== What you are asked to do ==
Could you write out every record below exactly, leaving out any pictures?

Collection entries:
>>>>>
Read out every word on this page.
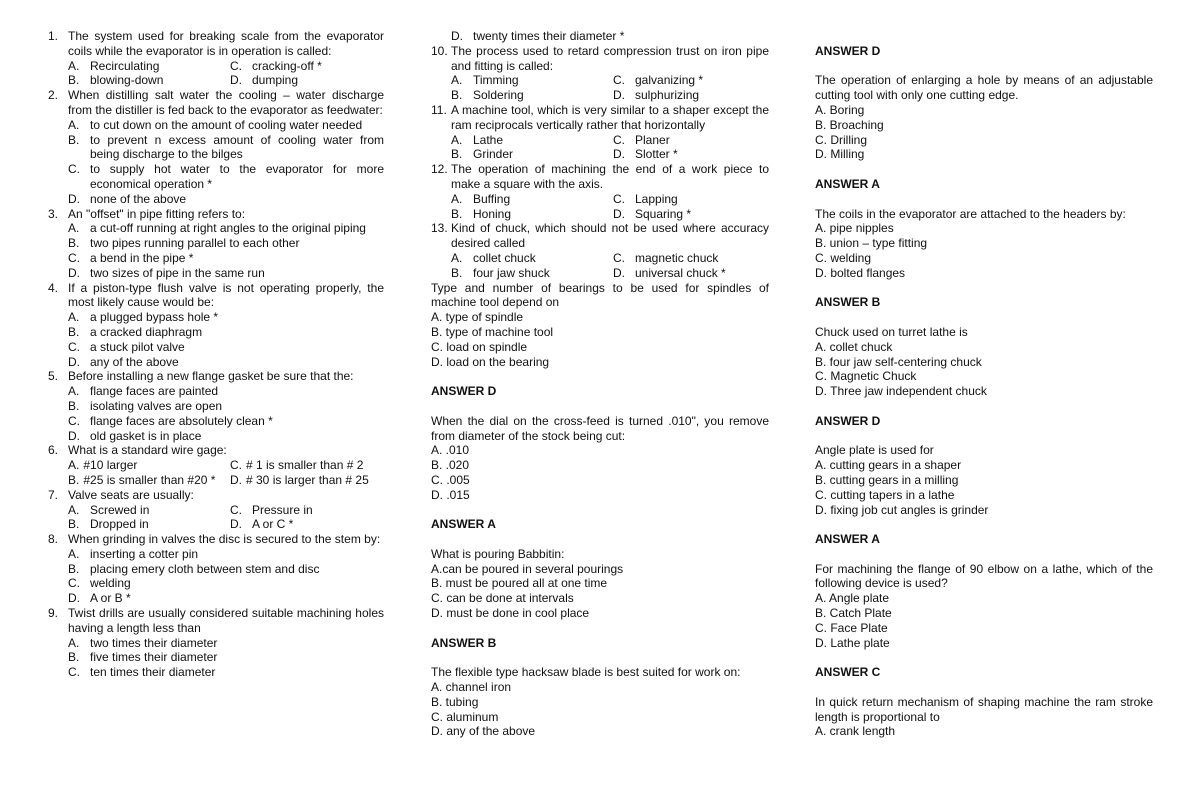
1. The system used for breaking scale from the evaporator coils while the evaporator is in operation is called:
A. Recirculating	C. cracking-off *
B. blowing-down	D. dumping
2. When distilling salt water the cooling – water discharge from the distiller is fed back to the evaporator as feedwater:
A. to cut down on the amount of cooling water needed
B. to prevent n excess amount of cooling water from being discharge to the bilges
C. to supply hot water to the evaporator for more economical operation *
D. none of the above
3. An "offset" in pipe fitting refers to:
A. a cut-off running at right angles to the original piping
B. two pipes running parallel to each other
C. a bend in the pipe *
D. two sizes of pipe in the same run
4. If a piston-type flush valve is not operating properly, the most likely cause would be:
A. a plugged bypass hole *
B. a cracked diaphragm
C. a stuck pilot valve
D. any of the above
5. Before installing a new flange gasket be sure that the:
A. flange faces are painted
B. isolating valves are open
C. flange faces are absolutely clean *
D. old gasket is in place
6. What is a standard wire gage:
A. #10 larger	C. # 1 is smaller than # 2
B. #25 is smaller than #20 *	D. # 30 is larger than # 25
7. Valve seats are usually:
A. Screwed in	C. Pressure in
B. Dropped in	D. A or C *
8. When grinding in valves the disc is secured to the stem by:
A. inserting a cotter pin
B. placing emery cloth between stem and disc
C. welding
D. A or B *
9. Twist drills are usually considered suitable machining holes having a length less than
A. two times their diameter
B. five times their diameter
C. ten times their diameter
D. twenty times their diameter *
10. The process used to retard compression trust on iron pipe and fitting is called:
A. Timming	C. galvanizing *
B. Soldering	D. sulphurizing
11. A machine tool, which is very similar to a shaper except the ram reciprocals vertically rather that horizontally
A. Lathe	C. Planer
B. Grinder	D. Slotter *
12. The operation of machining the end of a work piece to make a square with the axis.
A. Buffing	C. Lapping
B. Honing	D. Squaring *
13. Kind of chuck, which should not be used where accuracy desired called
A. collet chuck	C. magnetic chuck
B. four jaw shuck	D. universal chuck *
Type and number of bearings to be used for spindles of machine tool depend on
A. type of spindle
B. type of machine tool
C. load on spindle
D. load on the bearing
ANSWER D
When the dial on the cross-feed is turned .010", you remove from diameter of the stock being cut:
A. .010
B. .020
C. .005
D. .015
ANSWER A
What is pouring Babbitin:
A.can be poured in several pourings
B. must be poured all at one time
C. can be done at intervals
D. must be done in cool place
ANSWER B
The flexible type hacksaw blade is best suited for work on:
A. channel iron
B. tubing
C. aluminum
D. any of the above
ANSWER D
The operation of enlarging a hole by means of an adjustable cutting tool with only one cutting edge.
A. Boring
B. Broaching
C. Drilling
D. Milling
ANSWER A
The coils in the evaporator are attached to the headers by:
A. pipe nipples
B. union – type fitting
C. welding
D. bolted flanges
ANSWER B
Chuck used on turret lathe is
A. collet chuck
B. four jaw self-centering chuck
C. Magnetic Chuck
D. Three jaw independent chuck
ANSWER D
Angle plate is used for
A. cutting gears in a shaper
B. cutting gears in a milling
C. cutting tapers in a lathe
D. fixing job cut angles is grinder
ANSWER A
For machining the flange of 90 elbow on a lathe, which of the following device is used?
A. Angle plate
B. Catch Plate
C. Face Plate
D. Lathe plate
ANSWER C
In quick return mechanism of shaping machine the ram stroke length is proportional to
A. crank length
<<<<<
== Answer for the task ==
Read out every word on this page.
1. The system used for breaking scale from the evaporator coils while the evaporator is in operation is called:
A. Recirculating	C. cracking-off *
B. blowing-down	D. dumping
2. When distilling salt water the cooling – water discharge from the distiller is fed back to the evaporator as feedwater:
A. to cut down on the amount of cooling water needed
B. to prevent n excess amount of cooling water from being discharge to the bilges
C. to supply hot water to the evaporator for more economical operation *
D. none of the above
3. An "offset" in pipe fitting refers to:
A. a cut-off running at right angles to the original piping
B. two pipes running parallel to each other
C. a bend in the pipe *
D. two sizes of pipe in the same run
4. If a piston-type flush valve is not operating properly, the most likely cause would be:
A. a plugged bypass hole *
B. a cracked diaphragm
C. a stuck pilot valve
D. any of the above
5. Before installing a new flange gasket be sure that the:
A. flange faces are painted
B. isolating valves are open
C. flange faces are absolutely clean *
D. old gasket is in place
6. What is a standard wire gage:
A. #10 larger	C. # 1 is smaller than # 2
B. #25 is smaller than #20 *	D. # 30 is larger than # 25
7. Valve seats are usually:
A. Screwed in	C. Pressure in
B. Dropped in	D. A or C *
8. When grinding in valves the disc is secured to the stem by:
A. inserting a cotter pin
B. placing emery cloth between stem and disc
C. welding
D. A or B *
9. Twist drills are usually considered suitable machining holes having a length less than
A. two times their diameter
B. five times their diameter
C. ten times their diameter
D. twenty times their diameter *
10. The process used to retard compression trust on iron pipe and fitting is called:
A. Timming	C. galvanizing *
B. Soldering	D. sulphurizing
11. A machine tool, which is very similar to a shaper except the ram reciprocals vertically rather that horizontally
A. Lathe	C. Planer
B. Grinder	D. Slotter *
12. The operation of machining the end of a work piece to make a square with the axis.
A. Buffing	C. Lapping
B. Honing	D. Squaring *
13. Kind of chuck, which should not be used where accuracy desired called
A. collet chuck	C. magnetic chuck
B. four jaw shuck	D. universal chuck *
Type and number of bearings to be used for spindles of machine tool depend on
A. type of spindle
B. type of machine tool
C. load on spindle
D. load on the bearing
ANSWER D
When the dial on the cross-feed is turned .010", you remove from diameter of the stock being cut:
A. .010
B. .020
C. .005
D. .015
ANSWER A
What is pouring Babbitin:
A.can be poured in several pourings
B. must be poured all at one time
C. can be done at intervals
D. must be done in cool place
ANSWER B
The flexible type hacksaw blade is best suited for work on:
A. channel iron
B. tubing
C. aluminum
D. any of the above
ANSWER D
The operation of enlarging a hole by means of an adjustable cutting tool with only one cutting edge.
A. Boring
B. Broaching
C. Drilling
D. Milling
ANSWER A
The coils in the evaporator are attached to the headers by:
A. pipe nipples
B. union – type fitting
C. welding
D. bolted flanges
ANSWER B
Chuck used on turret lathe is
A. collet chuck
B. four jaw self-centering chuck
C. Magnetic Chuck
D. Three jaw independent chuck
ANSWER D
Angle plate is used for
A. cutting gears in a shaper
B. cutting gears in a milling
C. cutting tapers in a lathe
D. fixing job cut angles is grinder
ANSWER A
For machining the flange of 90 elbow on a lathe, which of the following device is used?
A. Angle plate
B. Catch Plate
C. Face Plate
D. Lathe plate
ANSWER C
In quick return mechanism of shaping machine the ram stroke length is proportional to
A. crank length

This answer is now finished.